Search the records for "discesa". Copy every line where it appears.
--- Start of Provided records ---
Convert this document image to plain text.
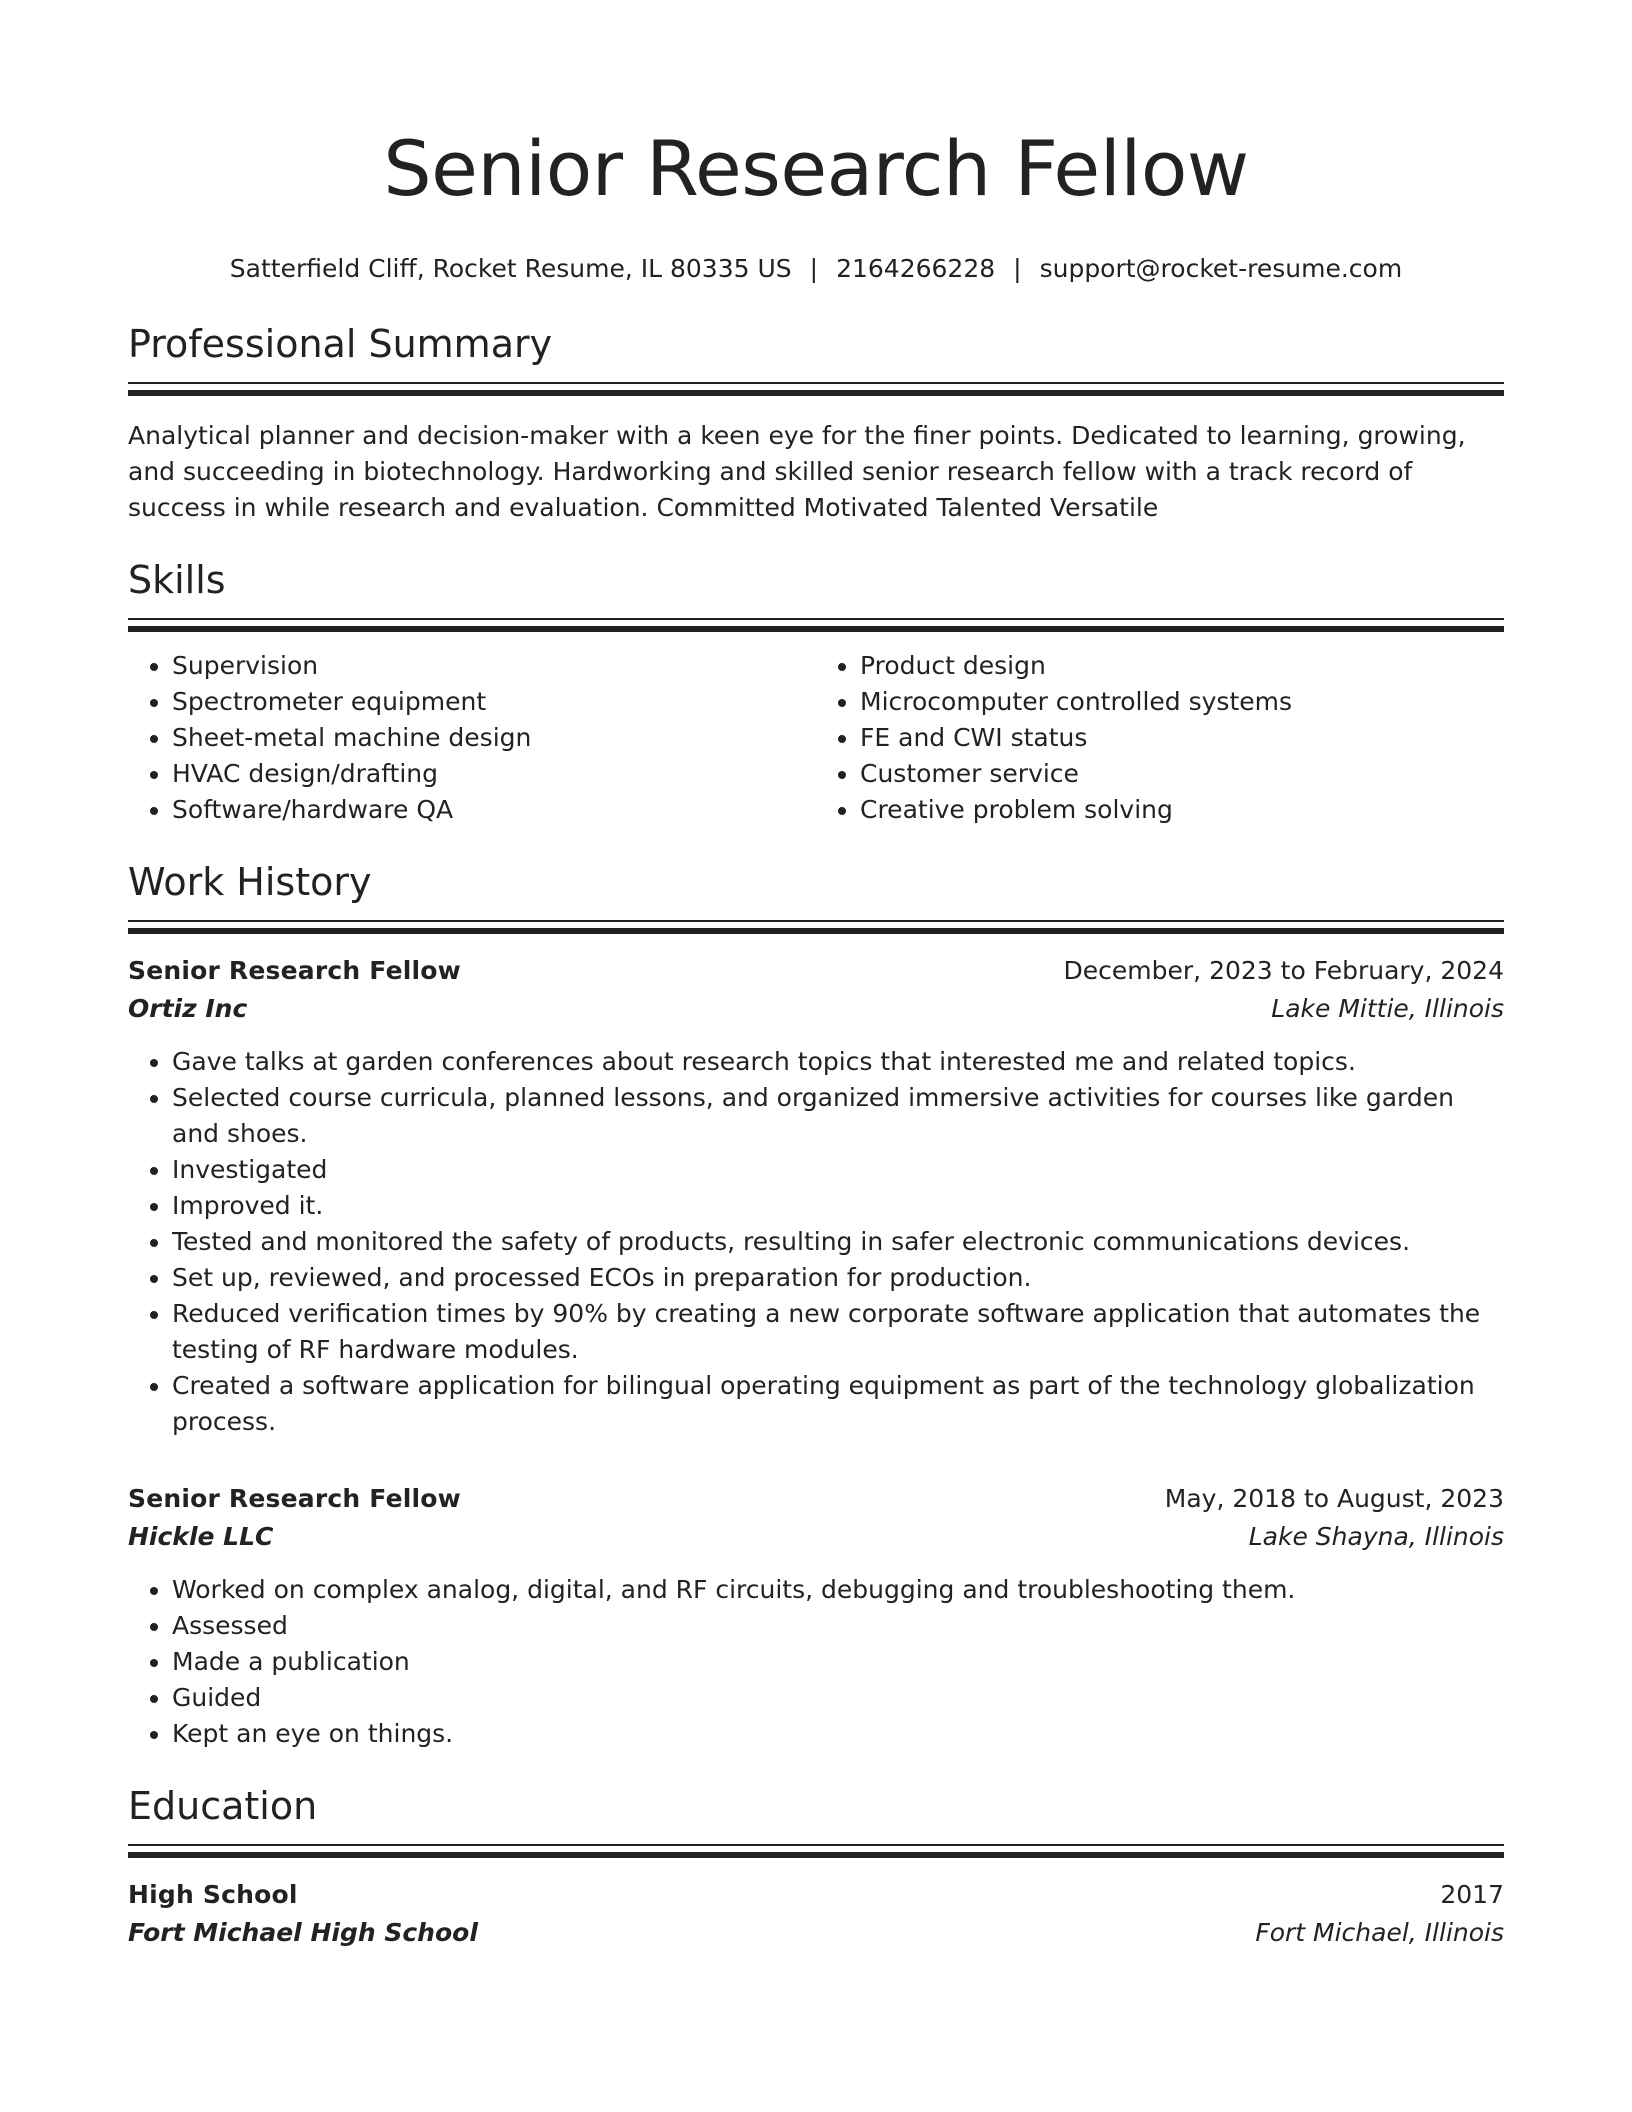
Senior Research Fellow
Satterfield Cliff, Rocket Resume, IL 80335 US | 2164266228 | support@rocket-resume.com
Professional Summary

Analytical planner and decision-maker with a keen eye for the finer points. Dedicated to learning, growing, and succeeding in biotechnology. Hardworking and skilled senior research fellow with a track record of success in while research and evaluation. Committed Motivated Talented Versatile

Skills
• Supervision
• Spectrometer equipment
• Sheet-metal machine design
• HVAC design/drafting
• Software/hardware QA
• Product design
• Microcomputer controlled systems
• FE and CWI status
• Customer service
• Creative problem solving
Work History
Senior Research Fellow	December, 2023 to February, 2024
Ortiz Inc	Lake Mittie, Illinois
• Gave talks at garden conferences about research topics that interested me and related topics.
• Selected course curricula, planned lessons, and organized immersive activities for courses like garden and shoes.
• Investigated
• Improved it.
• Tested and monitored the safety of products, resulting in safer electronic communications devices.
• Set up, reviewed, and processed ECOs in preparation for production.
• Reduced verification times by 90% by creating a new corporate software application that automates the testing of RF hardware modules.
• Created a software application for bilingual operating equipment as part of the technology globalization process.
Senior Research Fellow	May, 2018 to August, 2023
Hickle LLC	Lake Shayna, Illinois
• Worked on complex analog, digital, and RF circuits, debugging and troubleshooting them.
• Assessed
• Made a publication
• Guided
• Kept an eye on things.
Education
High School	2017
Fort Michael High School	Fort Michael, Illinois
--- End of Provided records ---
--- Start of Provided records ---
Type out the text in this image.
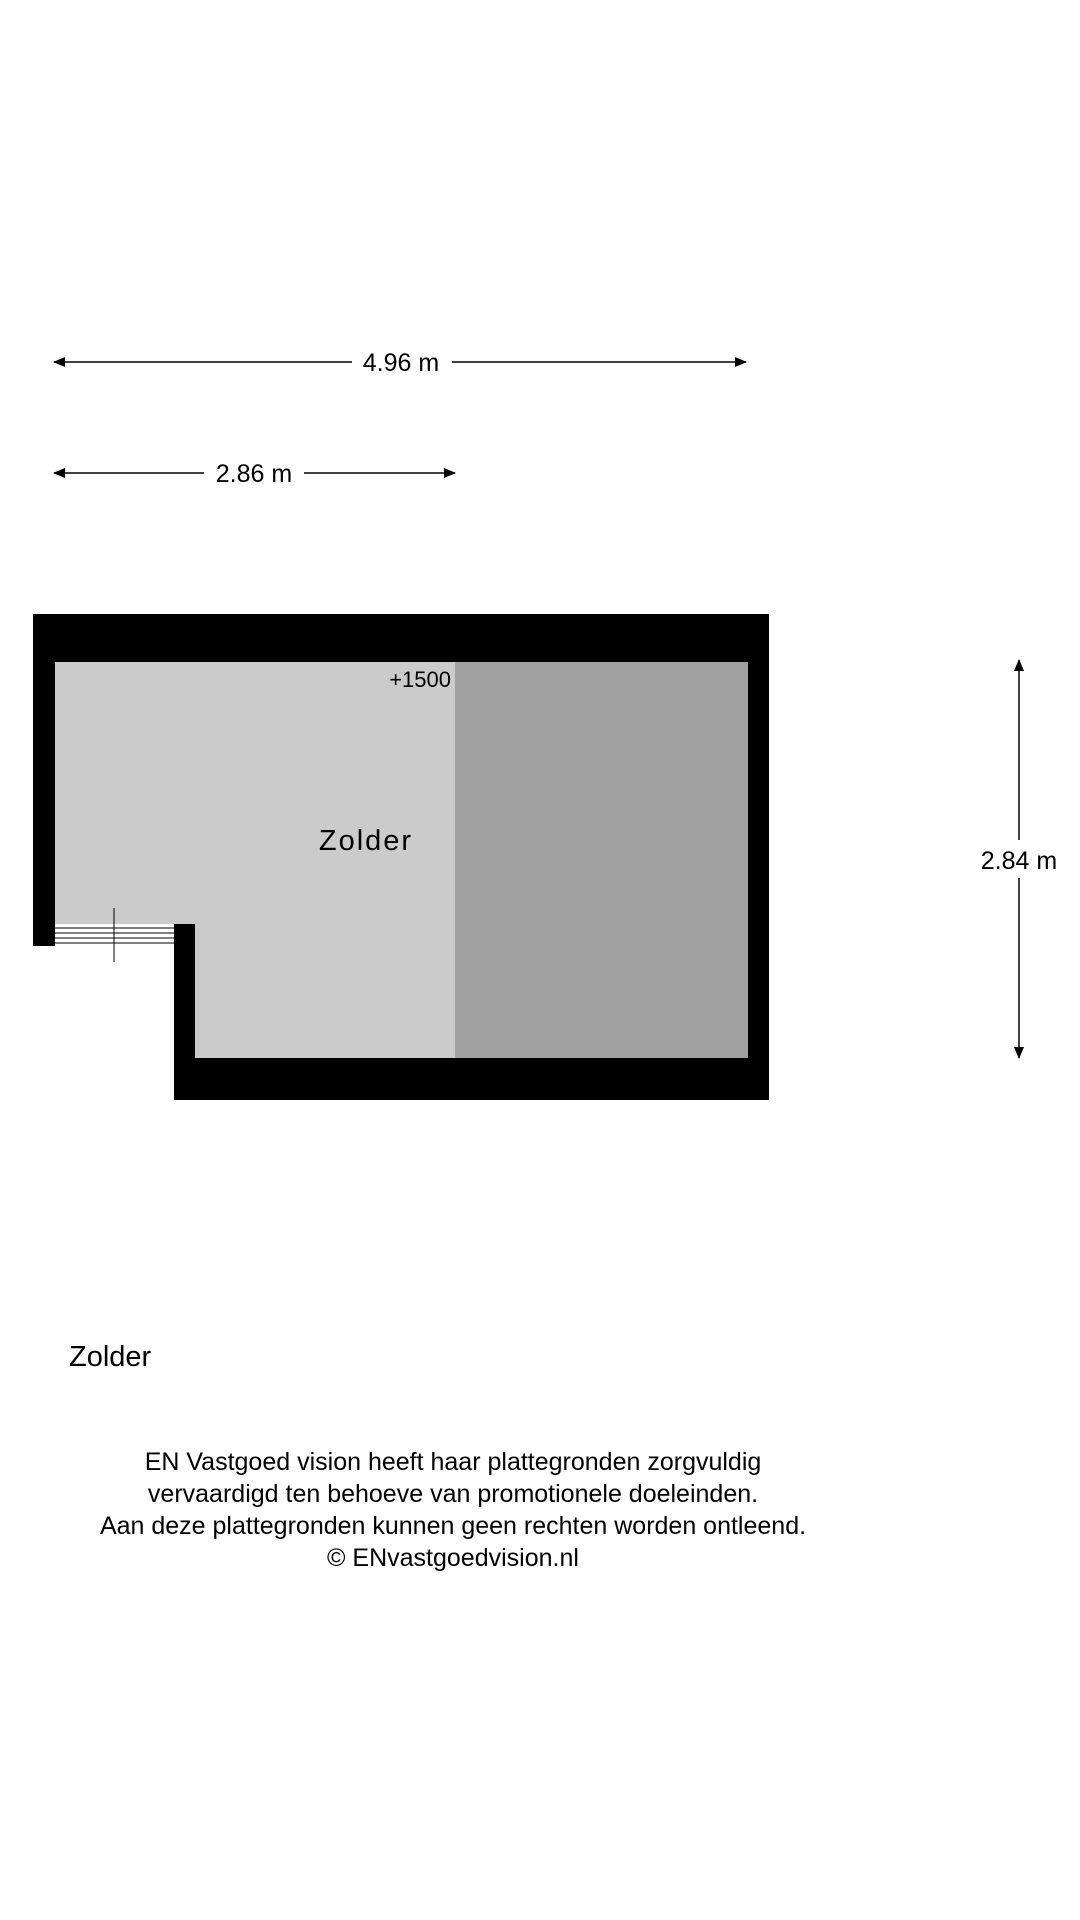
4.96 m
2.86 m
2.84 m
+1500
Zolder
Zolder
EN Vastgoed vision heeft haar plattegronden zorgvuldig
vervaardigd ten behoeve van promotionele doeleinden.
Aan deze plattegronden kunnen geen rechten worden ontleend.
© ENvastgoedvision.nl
--- End of Provided records ---
--- Start of Provided records ---
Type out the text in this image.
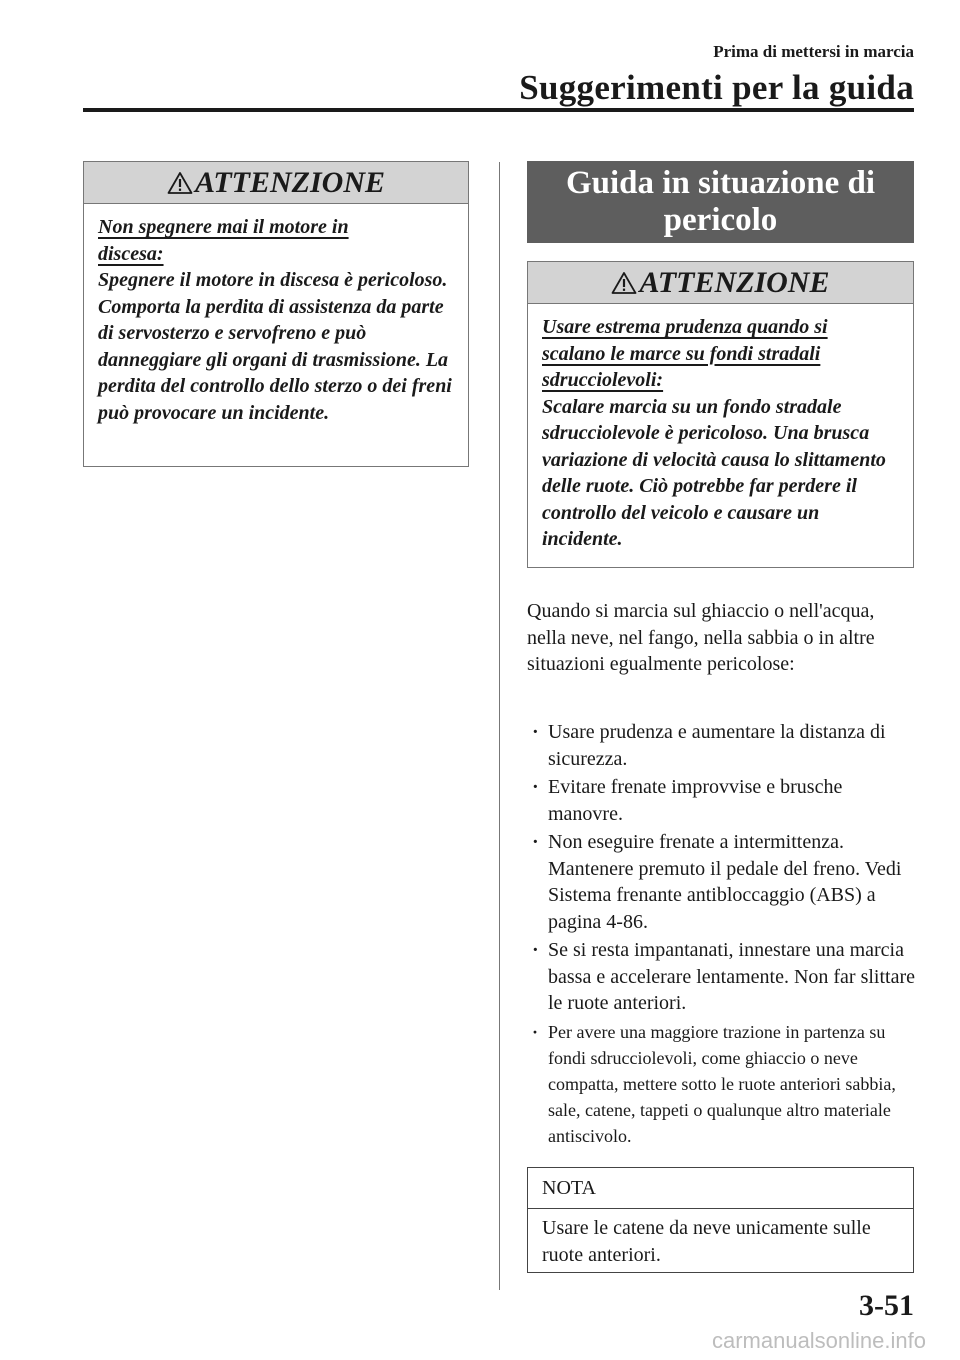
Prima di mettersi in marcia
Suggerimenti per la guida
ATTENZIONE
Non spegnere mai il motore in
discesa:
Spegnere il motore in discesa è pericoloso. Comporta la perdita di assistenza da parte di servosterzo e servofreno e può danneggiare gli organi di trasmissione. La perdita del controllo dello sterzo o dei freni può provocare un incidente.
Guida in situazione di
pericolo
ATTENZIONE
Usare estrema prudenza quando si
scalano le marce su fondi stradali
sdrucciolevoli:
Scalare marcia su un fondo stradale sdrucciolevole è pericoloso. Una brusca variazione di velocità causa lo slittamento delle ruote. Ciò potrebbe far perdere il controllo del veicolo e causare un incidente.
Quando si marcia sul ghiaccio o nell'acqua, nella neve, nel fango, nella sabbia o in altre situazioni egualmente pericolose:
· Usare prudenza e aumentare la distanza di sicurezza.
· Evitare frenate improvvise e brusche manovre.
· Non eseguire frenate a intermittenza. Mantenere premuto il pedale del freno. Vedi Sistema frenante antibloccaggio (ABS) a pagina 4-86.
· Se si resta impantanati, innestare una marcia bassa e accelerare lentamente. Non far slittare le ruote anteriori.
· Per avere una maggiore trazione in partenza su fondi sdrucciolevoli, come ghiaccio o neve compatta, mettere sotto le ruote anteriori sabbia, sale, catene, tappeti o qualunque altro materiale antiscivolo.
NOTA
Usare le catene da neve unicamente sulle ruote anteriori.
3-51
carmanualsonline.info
--- End of Provided records ---
*Finished exercise*.
discesa:
Spegnere il motore in discesa è pericoloso. Comporta la perdita di assistenza da parte di servosterzo e servofreno e può danneggiare gli organi di trasmissione. La perdita del controllo dello sterzo o dei freni può provocare un incidente.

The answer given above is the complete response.